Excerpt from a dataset
--- Begin ---

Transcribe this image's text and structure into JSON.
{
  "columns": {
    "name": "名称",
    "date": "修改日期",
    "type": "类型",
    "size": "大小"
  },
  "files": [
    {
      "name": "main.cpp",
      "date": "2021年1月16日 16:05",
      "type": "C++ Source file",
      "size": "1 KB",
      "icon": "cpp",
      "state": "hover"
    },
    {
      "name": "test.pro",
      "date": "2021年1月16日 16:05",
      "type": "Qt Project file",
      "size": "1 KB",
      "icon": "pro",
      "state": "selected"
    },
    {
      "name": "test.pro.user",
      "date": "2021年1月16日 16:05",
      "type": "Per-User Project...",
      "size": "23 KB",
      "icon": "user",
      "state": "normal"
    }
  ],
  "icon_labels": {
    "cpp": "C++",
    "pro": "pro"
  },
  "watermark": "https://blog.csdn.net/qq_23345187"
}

--- End ---

* _Given exercise_
Your task is to retype all of the records exactly.

* _Complete output_
Transcribe this image's text and structure into JSON.
{
  "columns": {
    "name": "名称",
    "date": "修改日期",
    "type": "类型",
    "size": "大小"
  },
  "files": [
    {
      "name": "main.cpp",
      "date": "2021年1月16日 16:05",
      "type": "C++ Source file",
      "size": "1 KB",
      "icon": "cpp",
      "state": "hover"
    },
    {
      "name": "test.pro",
      "date": "2021年1月16日 16:05",
      "type": "Qt Project file",
      "size": "1 KB",
      "icon": "pro",
      "state": "selected"
    },
    {
      "name": "test.pro.user",
      "date": "2021年1月16日 16:05",
      "type": "Per-User Project...",
      "size": "23 KB",
      "icon": "user",
      "state": "normal"
    }
  ],
  "icon_labels": {
    "cpp": "C++",
    "pro": "pro"
  },
  "watermark": "https://blog.csdn.net/qq_23345187"
}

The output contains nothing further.